» Exercise description: Every line with the string "screenshot" should be gathered.

## start Task inputs

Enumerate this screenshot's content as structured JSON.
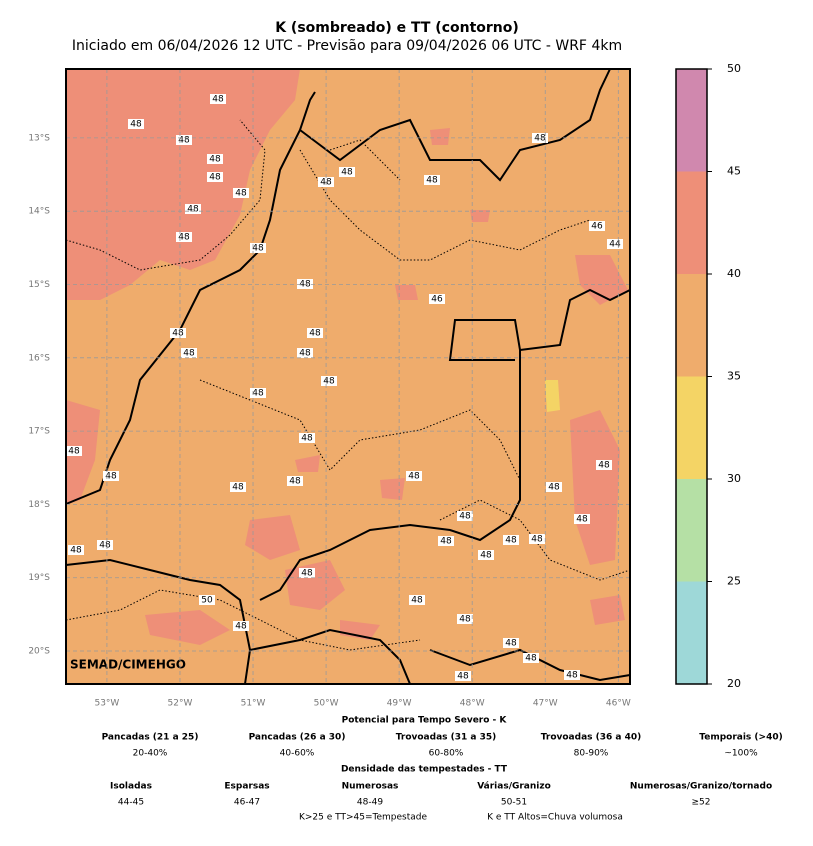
{
  "title": "K (sombreado) e TT (contorno)",
  "subtitle": "Iniciado em 06/04/2026 12 UTC - Previsão para 09/04/2026 06 UTC - WRF 4km",
  "credit": "SEMAD/CIMEHGO",
  "map": {
    "xlim": [
      -53.56,
      -45.84
    ],
    "ylim": [
      -20.45,
      -12.06
    ],
    "xticks": [
      {
        "value": -53,
        "label": "53°W"
      },
      {
        "value": -52,
        "label": "52°W"
      },
      {
        "value": -51,
        "label": "51°W"
      },
      {
        "value": -50,
        "label": "50°W"
      },
      {
        "value": -49,
        "label": "49°W"
      },
      {
        "value": -48,
        "label": "48°W"
      },
      {
        "value": -47,
        "label": "47°W"
      },
      {
        "value": -46,
        "label": "46°W"
      }
    ],
    "yticks": [
      {
        "value": -13,
        "label": "13°S"
      },
      {
        "value": -14,
        "label": "14°S"
      },
      {
        "value": -15,
        "label": "15°S"
      },
      {
        "value": -16,
        "label": "16°S"
      },
      {
        "value": -17,
        "label": "17°S"
      },
      {
        "value": -18,
        "label": "18°S"
      },
      {
        "value": -19,
        "label": "19°S"
      },
      {
        "value": -20,
        "label": "20°S"
      }
    ],
    "grid": true,
    "contour_labels": [
      48,
      48,
      48,
      48,
      48,
      48,
      48,
      48,
      48,
      48,
      48,
      48,
      48,
      48,
      48,
      48,
      48,
      48,
      48,
      48,
      48,
      48,
      48,
      48,
      48,
      48,
      48,
      48,
      48,
      48,
      48,
      48,
      48,
      50,
      48,
      48,
      48,
      48,
      48,
      48,
      48,
      48,
      48,
      48,
      48,
      46,
      44,
      46
    ]
  },
  "colorbar": {
    "ylim": [
      20,
      50
    ],
    "yticks": [
      20,
      25,
      30,
      35,
      40,
      45,
      50
    ],
    "colors": [
      "#9ed8d8",
      "#b5e0a5",
      "#f4d465",
      "#efac6c",
      "#ee8f78",
      "#d088ae"
    ]
  },
  "legend": {
    "title_k": "Potencial para Tempo Severo - K",
    "k_items": [
      {
        "name": "Pancadas (21 a 25)",
        "range": "20-40%"
      },
      {
        "name": "Pancadas (26 a 30)",
        "range": "40-60%"
      },
      {
        "name": "Trovoadas (31 a 35)",
        "range": "60-80%"
      },
      {
        "name": "Trovoadas (36 a 40)",
        "range": "80-90%"
      },
      {
        "name": "Temporais (>40)",
        "range": "~100%"
      }
    ],
    "title_tt": "Densidade das tempestades - TT",
    "tt_items": [
      {
        "name": "Isoladas",
        "range": "44-45"
      },
      {
        "name": "Esparsas",
        "range": "46-47"
      },
      {
        "name": "Numerosas",
        "range": "48-49"
      },
      {
        "name": "Várias/Granizo",
        "range": "50-51"
      },
      {
        "name": "Numerosas/Granizo/tornado",
        "range": "≥52"
      }
    ],
    "notes": [
      "K>25 e TT>45=Tempestade",
      "K e TT Altos=Chuva volumosa"
    ]
  }
}
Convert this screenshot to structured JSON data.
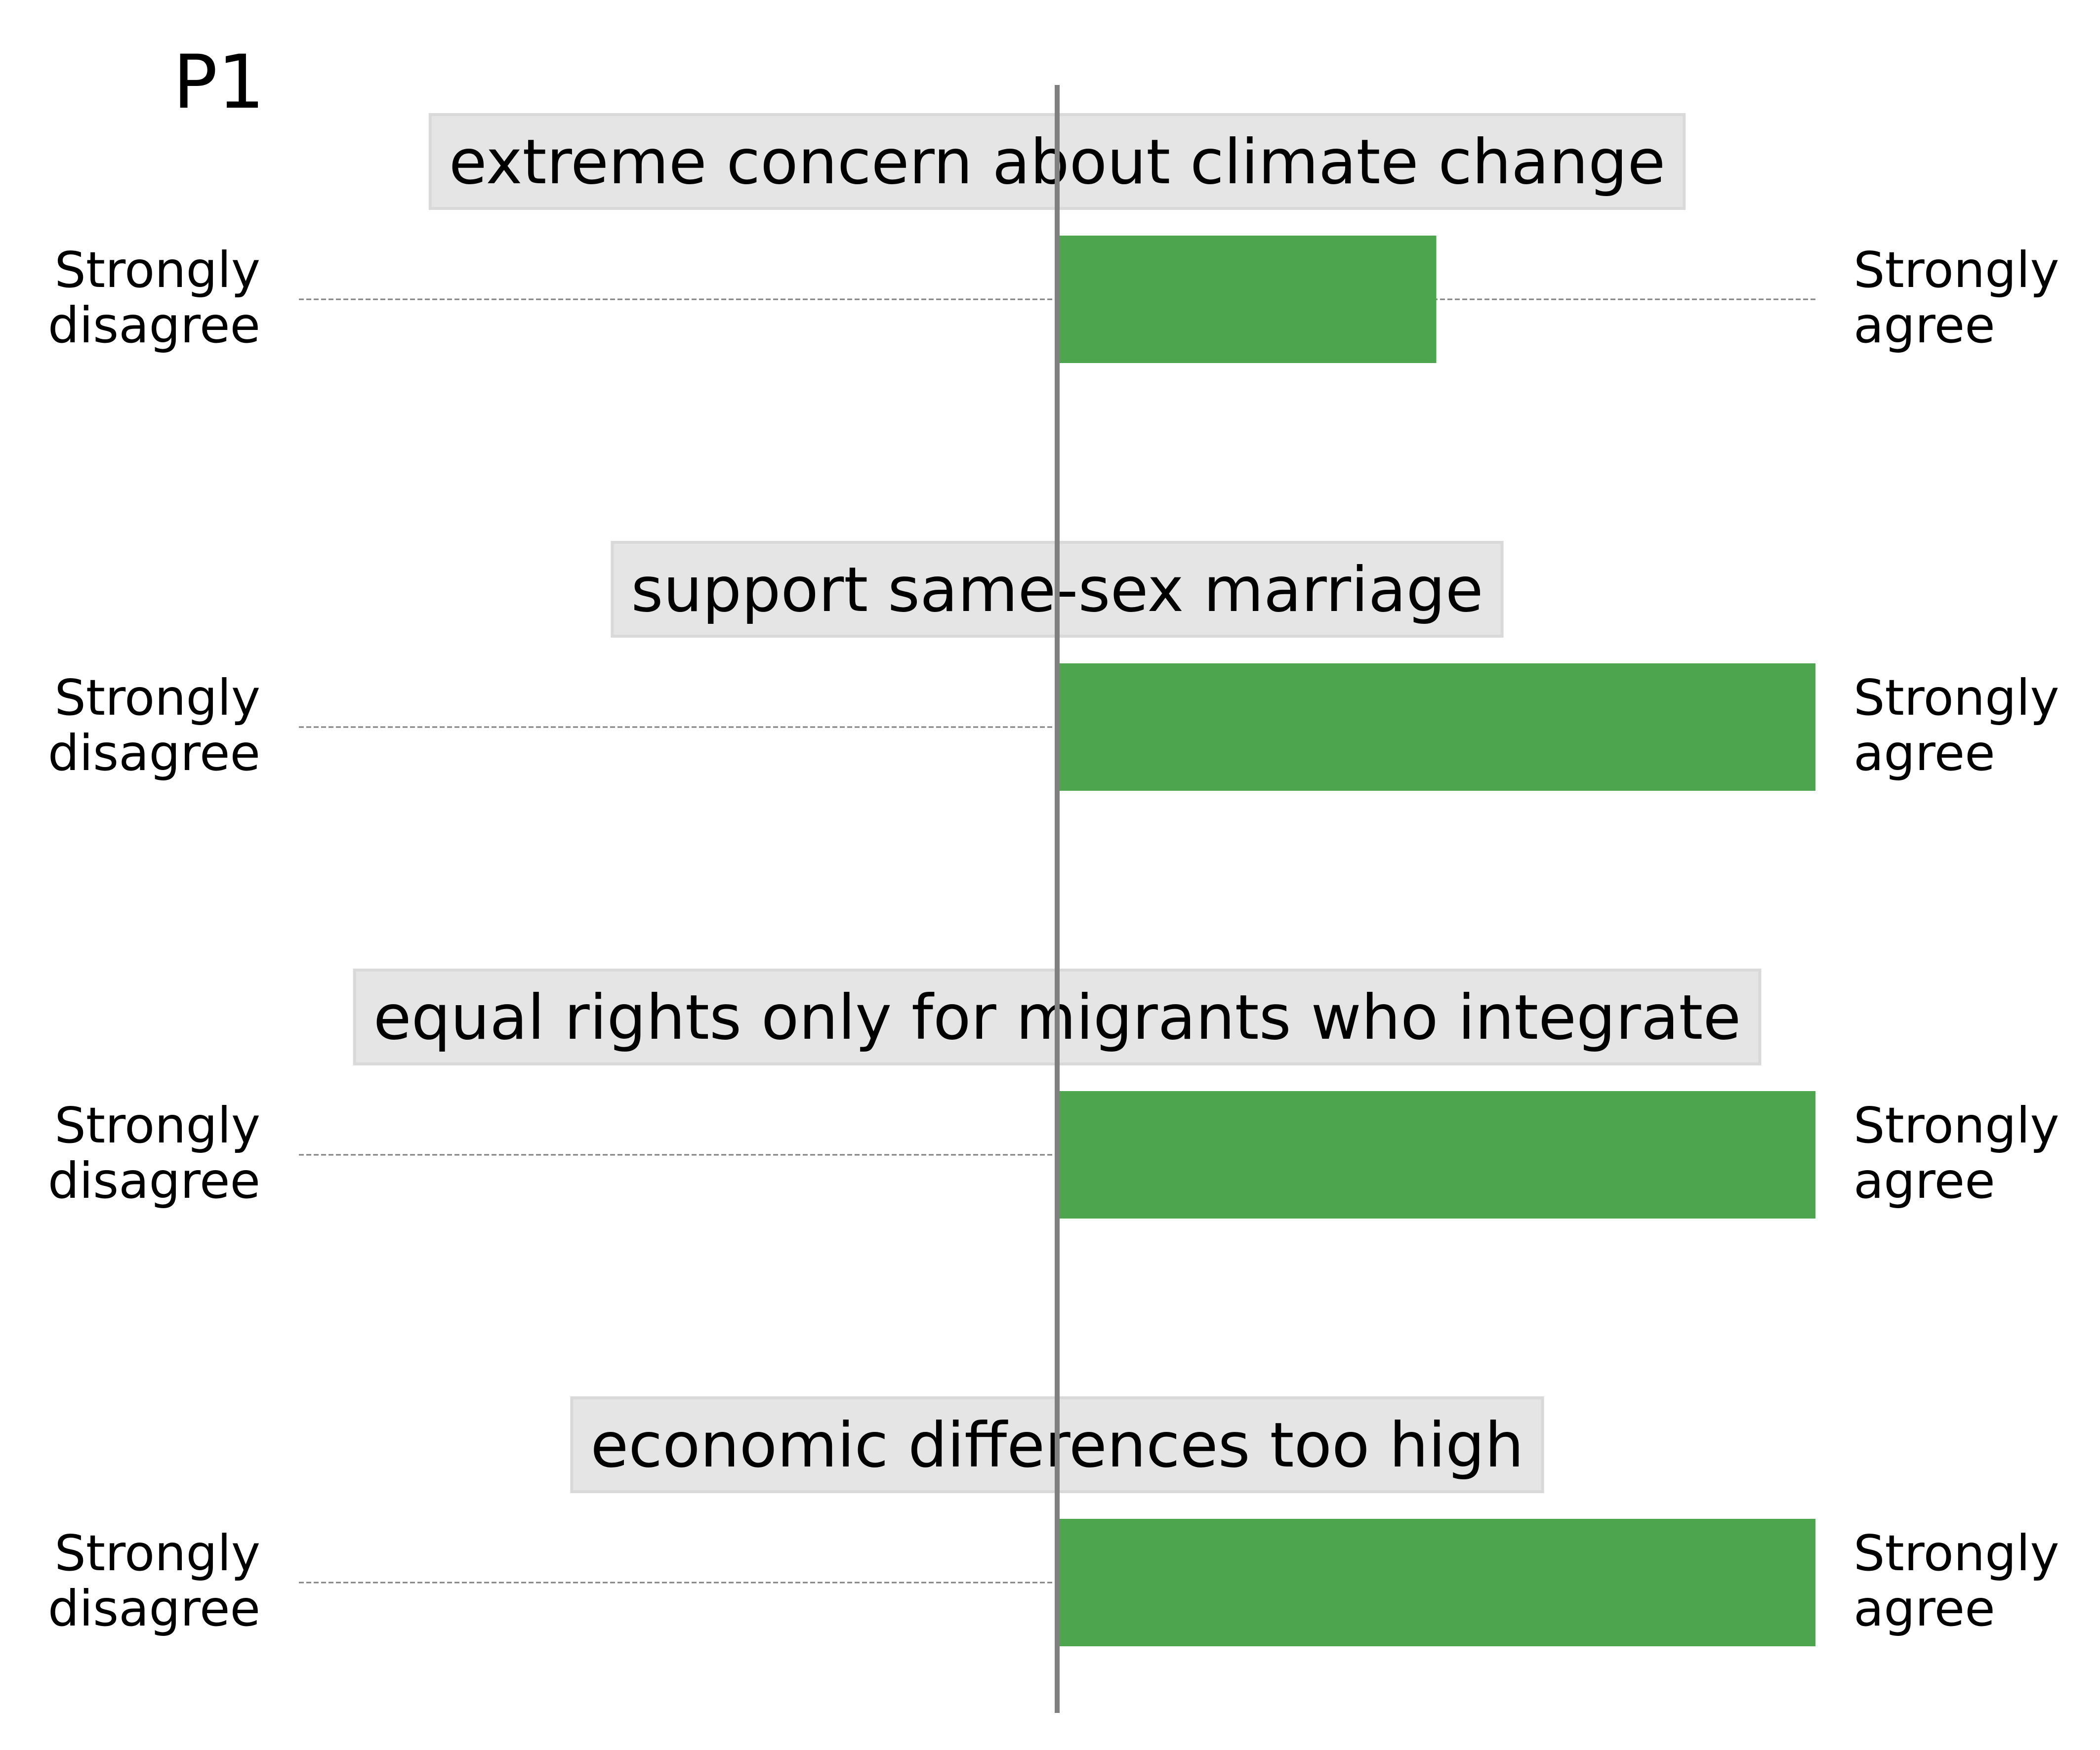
{
  "chart_data": {
    "type": "bar",
    "orientation": "horizontal",
    "panel_label": "P1",
    "scale": {
      "min": -1,
      "max": 1,
      "center": 0
    },
    "left_label": {
      "line1": "Strongly",
      "line2": "disagree"
    },
    "right_label": {
      "line1": "Strongly",
      "line2": "agree"
    },
    "categories": [
      "extreme concern about climate change",
      "support same-sex marriage",
      "equal rights only for migrants who integrate",
      "economic differences too high"
    ],
    "values": [
      0.5,
      1.0,
      1.0,
      1.0
    ],
    "bar_color": "#4da64d",
    "label_box_color": "#e5e5e5",
    "axis_color": "#808080"
  }
}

## end Task inputs

» Exercise solution:
Enumerate this screenshot's content as structured JSON.
Convert this screenshot to structured JSON data.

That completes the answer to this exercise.